#### Goal:
Write out all of the data without omission, exactly as shown.

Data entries
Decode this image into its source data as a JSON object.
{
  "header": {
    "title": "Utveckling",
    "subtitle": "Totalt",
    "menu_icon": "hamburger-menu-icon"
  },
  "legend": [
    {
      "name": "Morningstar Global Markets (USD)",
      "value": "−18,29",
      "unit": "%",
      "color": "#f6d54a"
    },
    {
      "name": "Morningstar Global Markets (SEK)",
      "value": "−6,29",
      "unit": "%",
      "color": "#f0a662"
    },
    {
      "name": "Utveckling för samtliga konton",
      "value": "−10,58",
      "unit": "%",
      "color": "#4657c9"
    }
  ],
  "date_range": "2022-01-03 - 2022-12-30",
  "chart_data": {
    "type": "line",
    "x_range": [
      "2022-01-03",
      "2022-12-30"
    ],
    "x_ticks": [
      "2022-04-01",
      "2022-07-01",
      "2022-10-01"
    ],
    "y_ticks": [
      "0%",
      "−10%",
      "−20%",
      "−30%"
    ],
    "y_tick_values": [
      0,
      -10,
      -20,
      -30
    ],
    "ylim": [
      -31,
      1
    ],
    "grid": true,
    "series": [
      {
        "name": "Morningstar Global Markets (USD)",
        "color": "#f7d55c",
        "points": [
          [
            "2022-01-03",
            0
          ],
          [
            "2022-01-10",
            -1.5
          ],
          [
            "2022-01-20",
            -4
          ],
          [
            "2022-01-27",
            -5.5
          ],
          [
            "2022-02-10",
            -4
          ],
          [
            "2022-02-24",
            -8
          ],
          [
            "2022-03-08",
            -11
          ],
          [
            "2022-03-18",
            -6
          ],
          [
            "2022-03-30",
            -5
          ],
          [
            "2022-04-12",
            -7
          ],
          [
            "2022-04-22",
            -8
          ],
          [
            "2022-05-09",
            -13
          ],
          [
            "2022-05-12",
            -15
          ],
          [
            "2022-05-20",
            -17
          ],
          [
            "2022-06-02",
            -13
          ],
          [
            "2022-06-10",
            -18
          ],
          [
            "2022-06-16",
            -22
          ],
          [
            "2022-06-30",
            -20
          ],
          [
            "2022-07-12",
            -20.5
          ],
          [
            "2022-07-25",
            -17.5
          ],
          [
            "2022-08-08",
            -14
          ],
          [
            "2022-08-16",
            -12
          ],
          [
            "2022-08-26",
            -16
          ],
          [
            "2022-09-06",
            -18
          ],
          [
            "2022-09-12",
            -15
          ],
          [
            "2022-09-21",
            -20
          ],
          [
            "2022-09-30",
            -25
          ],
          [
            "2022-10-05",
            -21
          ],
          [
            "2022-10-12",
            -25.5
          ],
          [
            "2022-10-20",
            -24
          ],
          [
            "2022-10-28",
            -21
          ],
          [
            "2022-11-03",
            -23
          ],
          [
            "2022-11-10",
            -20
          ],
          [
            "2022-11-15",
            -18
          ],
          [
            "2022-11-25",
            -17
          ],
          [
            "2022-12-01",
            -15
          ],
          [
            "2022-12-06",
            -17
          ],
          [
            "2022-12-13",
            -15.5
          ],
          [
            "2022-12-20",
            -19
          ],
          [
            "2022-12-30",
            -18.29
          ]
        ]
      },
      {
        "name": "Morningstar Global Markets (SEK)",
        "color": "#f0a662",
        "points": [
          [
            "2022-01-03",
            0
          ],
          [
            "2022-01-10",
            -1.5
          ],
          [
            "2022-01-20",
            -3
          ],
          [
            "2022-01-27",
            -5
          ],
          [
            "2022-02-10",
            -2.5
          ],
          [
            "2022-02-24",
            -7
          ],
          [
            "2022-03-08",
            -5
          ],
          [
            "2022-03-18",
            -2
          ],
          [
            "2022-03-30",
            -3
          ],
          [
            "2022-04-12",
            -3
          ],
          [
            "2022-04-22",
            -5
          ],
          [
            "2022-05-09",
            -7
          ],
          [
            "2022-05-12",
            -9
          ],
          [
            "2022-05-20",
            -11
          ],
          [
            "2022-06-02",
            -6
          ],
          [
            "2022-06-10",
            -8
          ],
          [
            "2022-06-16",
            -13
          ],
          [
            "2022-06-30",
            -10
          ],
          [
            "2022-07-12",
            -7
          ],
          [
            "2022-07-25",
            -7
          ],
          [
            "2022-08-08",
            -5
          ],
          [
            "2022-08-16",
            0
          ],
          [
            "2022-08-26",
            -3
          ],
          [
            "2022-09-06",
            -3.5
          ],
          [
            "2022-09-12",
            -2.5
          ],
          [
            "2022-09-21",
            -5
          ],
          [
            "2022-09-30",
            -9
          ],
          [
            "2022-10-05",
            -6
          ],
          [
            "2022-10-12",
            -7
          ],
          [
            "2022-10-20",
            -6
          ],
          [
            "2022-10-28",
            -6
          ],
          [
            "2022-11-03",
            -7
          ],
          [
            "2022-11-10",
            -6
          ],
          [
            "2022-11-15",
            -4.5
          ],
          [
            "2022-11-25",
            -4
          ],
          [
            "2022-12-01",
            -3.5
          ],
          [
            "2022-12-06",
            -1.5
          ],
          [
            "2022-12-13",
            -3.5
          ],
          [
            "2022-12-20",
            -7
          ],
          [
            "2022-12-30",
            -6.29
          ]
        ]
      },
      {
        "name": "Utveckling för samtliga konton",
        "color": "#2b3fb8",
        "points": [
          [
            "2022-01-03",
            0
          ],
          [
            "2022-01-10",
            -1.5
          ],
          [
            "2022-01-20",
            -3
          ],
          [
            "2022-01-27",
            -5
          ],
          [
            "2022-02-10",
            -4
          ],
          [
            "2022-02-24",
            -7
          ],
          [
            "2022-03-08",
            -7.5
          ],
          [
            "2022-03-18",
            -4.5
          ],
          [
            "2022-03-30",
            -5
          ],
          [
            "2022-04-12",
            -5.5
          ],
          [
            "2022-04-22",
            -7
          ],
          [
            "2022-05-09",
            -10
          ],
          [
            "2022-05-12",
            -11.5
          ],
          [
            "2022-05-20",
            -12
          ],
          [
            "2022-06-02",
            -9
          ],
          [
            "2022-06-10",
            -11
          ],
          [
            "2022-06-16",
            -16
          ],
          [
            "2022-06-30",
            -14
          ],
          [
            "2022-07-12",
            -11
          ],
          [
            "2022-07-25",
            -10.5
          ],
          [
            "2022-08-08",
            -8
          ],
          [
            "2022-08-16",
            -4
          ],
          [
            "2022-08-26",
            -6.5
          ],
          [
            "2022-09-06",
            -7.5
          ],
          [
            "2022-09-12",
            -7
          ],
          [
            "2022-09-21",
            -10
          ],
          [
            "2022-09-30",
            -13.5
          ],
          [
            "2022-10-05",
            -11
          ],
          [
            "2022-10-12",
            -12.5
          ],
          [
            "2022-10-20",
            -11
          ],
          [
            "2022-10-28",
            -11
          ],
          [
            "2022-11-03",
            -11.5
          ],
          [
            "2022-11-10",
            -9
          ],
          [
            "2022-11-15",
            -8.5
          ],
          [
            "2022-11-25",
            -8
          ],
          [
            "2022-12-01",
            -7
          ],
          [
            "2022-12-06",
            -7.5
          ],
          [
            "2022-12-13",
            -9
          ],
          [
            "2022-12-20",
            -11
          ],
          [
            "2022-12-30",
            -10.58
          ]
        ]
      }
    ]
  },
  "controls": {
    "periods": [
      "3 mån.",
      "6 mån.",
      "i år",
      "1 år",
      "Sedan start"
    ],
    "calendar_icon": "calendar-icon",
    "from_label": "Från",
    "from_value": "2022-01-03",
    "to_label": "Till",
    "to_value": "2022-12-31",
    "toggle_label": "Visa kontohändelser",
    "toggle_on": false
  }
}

#### Full output:
Decode this image into its source data as a JSON object.
{
  "header": {
    "title": "Utveckling",
    "subtitle": "Totalt",
    "menu_icon": "hamburger-menu-icon"
  },
  "legend": [
    {
      "name": "Morningstar Global Markets (USD)",
      "value": "−18,29",
      "unit": "%",
      "color": "#f6d54a"
    },
    {
      "name": "Morningstar Global Markets (SEK)",
      "value": "−6,29",
      "unit": "%",
      "color": "#f0a662"
    },
    {
      "name": "Utveckling för samtliga konton",
      "value": "−10,58",
      "unit": "%",
      "color": "#4657c9"
    }
  ],
  "date_range": "2022-01-03 - 2022-12-30",
  "chart_data": {
    "type": "line",
    "x_range": [
      "2022-01-03",
      "2022-12-30"
    ],
    "x_ticks": [
      "2022-04-01",
      "2022-07-01",
      "2022-10-01"
    ],
    "y_ticks": [
      "0%",
      "−10%",
      "−20%",
      "−30%"
    ],
    "y_tick_values": [
      0,
      -10,
      -20,
      -30
    ],
    "ylim": [
      -31,
      1
    ],
    "grid": true,
    "series": [
      {
        "name": "Morningstar Global Markets (USD)",
        "color": "#f7d55c",
        "points": [
          [
            "2022-01-03",
            0
          ],
          [
            "2022-01-10",
            -1.5
          ],
          [
            "2022-01-20",
            -4
          ],
          [
            "2022-01-27",
            -5.5
          ],
          [
            "2022-02-10",
            -4
          ],
          [
            "2022-02-24",
            -8
          ],
          [
            "2022-03-08",
            -11
          ],
          [
            "2022-03-18",
            -6
          ],
          [
            "2022-03-30",
            -5
          ],
          [
            "2022-04-12",
            -7
          ],
          [
            "2022-04-22",
            -8
          ],
          [
            "2022-05-09",
            -13
          ],
          [
            "2022-05-12",
            -15
          ],
          [
            "2022-05-20",
            -17
          ],
          [
            "2022-06-02",
            -13
          ],
          [
            "2022-06-10",
            -18
          ],
          [
            "2022-06-16",
            -22
          ],
          [
            "2022-06-30",
            -20
          ],
          [
            "2022-07-12",
            -20.5
          ],
          [
            "2022-07-25",
            -17.5
          ],
          [
            "2022-08-08",
            -14
          ],
          [
            "2022-08-16",
            -12
          ],
          [
            "2022-08-26",
            -16
          ],
          [
            "2022-09-06",
            -18
          ],
          [
            "2022-09-12",
            -15
          ],
          [
            "2022-09-21",
            -20
          ],
          [
            "2022-09-30",
            -25
          ],
          [
            "2022-10-05",
            -21
          ],
          [
            "2022-10-12",
            -25.5
          ],
          [
            "2022-10-20",
            -24
          ],
          [
            "2022-10-28",
            -21
          ],
          [
            "2022-11-03",
            -23
          ],
          [
            "2022-11-10",
            -20
          ],
          [
            "2022-11-15",
            -18
          ],
          [
            "2022-11-25",
            -17
          ],
          [
            "2022-12-01",
            -15
          ],
          [
            "2022-12-06",
            -17
          ],
          [
            "2022-12-13",
            -15.5
          ],
          [
            "2022-12-20",
            -19
          ],
          [
            "2022-12-30",
            -18.29
          ]
        ]
      },
      {
        "name": "Morningstar Global Markets (SEK)",
        "color": "#f0a662",
        "points": [
          [
            "2022-01-03",
            0
          ],
          [
            "2022-01-10",
            -1.5
          ],
          [
            "2022-01-20",
            -3
          ],
          [
            "2022-01-27",
            -5
          ],
          [
            "2022-02-10",
            -2.5
          ],
          [
            "2022-02-24",
            -7
          ],
          [
            "2022-03-08",
            -5
          ],
          [
            "2022-03-18",
            -2
          ],
          [
            "2022-03-30",
            -3
          ],
          [
            "2022-04-12",
            -3
          ],
          [
            "2022-04-22",
            -5
          ],
          [
            "2022-05-09",
            -7
          ],
          [
            "2022-05-12",
            -9
          ],
          [
            "2022-05-20",
            -11
          ],
          [
            "2022-06-02",
            -6
          ],
          [
            "2022-06-10",
            -8
          ],
          [
            "2022-06-16",
            -13
          ],
          [
            "2022-06-30",
            -10
          ],
          [
            "2022-07-12",
            -7
          ],
          [
            "2022-07-25",
            -7
          ],
          [
            "2022-08-08",
            -5
          ],
          [
            "2022-08-16",
            0
          ],
          [
            "2022-08-26",
            -3
          ],
          [
            "2022-09-06",
            -3.5
          ],
          [
            "2022-09-12",
            -2.5
          ],
          [
            "2022-09-21",
            -5
          ],
          [
            "2022-09-30",
            -9
          ],
          [
            "2022-10-05",
            -6
          ],
          [
            "2022-10-12",
            -7
          ],
          [
            "2022-10-20",
            -6
          ],
          [
            "2022-10-28",
            -6
          ],
          [
            "2022-11-03",
            -7
          ],
          [
            "2022-11-10",
            -6
          ],
          [
            "2022-11-15",
            -4.5
          ],
          [
            "2022-11-25",
            -4
          ],
          [
            "2022-12-01",
            -3.5
          ],
          [
            "2022-12-06",
            -1.5
          ],
          [
            "2022-12-13",
            -3.5
          ],
          [
            "2022-12-20",
            -7
          ],
          [
            "2022-12-30",
            -6.29
          ]
        ]
      },
      {
        "name": "Utveckling för samtliga konton",
        "color": "#2b3fb8",
        "points": [
          [
            "2022-01-03",
            0
          ],
          [
            "2022-01-10",
            -1.5
          ],
          [
            "2022-01-20",
            -3
          ],
          [
            "2022-01-27",
            -5
          ],
          [
            "2022-02-10",
            -4
          ],
          [
            "2022-02-24",
            -7
          ],
          [
            "2022-03-08",
            -7.5
          ],
          [
            "2022-03-18",
            -4.5
          ],
          [
            "2022-03-30",
            -5
          ],
          [
            "2022-04-12",
            -5.5
          ],
          [
            "2022-04-22",
            -7
          ],
          [
            "2022-05-09",
            -10
          ],
          [
            "2022-05-12",
            -11.5
          ],
          [
            "2022-05-20",
            -12
          ],
          [
            "2022-06-02",
            -9
          ],
          [
            "2022-06-10",
            -11
          ],
          [
            "2022-06-16",
            -16
          ],
          [
            "2022-06-30",
            -14
          ],
          [
            "2022-07-12",
            -11
          ],
          [
            "2022-07-25",
            -10.5
          ],
          [
            "2022-08-08",
            -8
          ],
          [
            "2022-08-16",
            -4
          ],
          [
            "2022-08-26",
            -6.5
          ],
          [
            "2022-09-06",
            -7.5
          ],
          [
            "2022-09-12",
            -7
          ],
          [
            "2022-09-21",
            -10
          ],
          [
            "2022-09-30",
            -13.5
          ],
          [
            "2022-10-05",
            -11
          ],
          [
            "2022-10-12",
            -12.5
          ],
          [
            "2022-10-20",
            -11
          ],
          [
            "2022-10-28",
            -11
          ],
          [
            "2022-11-03",
            -11.5
          ],
          [
            "2022-11-10",
            -9
          ],
          [
            "2022-11-15",
            -8.5
          ],
          [
            "2022-11-25",
            -8
          ],
          [
            "2022-12-01",
            -7
          ],
          [
            "2022-12-06",
            -7.5
          ],
          [
            "2022-12-13",
            -9
          ],
          [
            "2022-12-20",
            -11
          ],
          [
            "2022-12-30",
            -10.58
          ]
        ]
      }
    ]
  },
  "controls": {
    "periods": [
      "3 mån.",
      "6 mån.",
      "i år",
      "1 år",
      "Sedan start"
    ],
    "calendar_icon": "calendar-icon",
    "from_label": "Från",
    "from_value": "2022-01-03",
    "to_label": "Till",
    "to_value": "2022-12-31",
    "toggle_label": "Visa kontohändelser",
    "toggle_on": false
  }
}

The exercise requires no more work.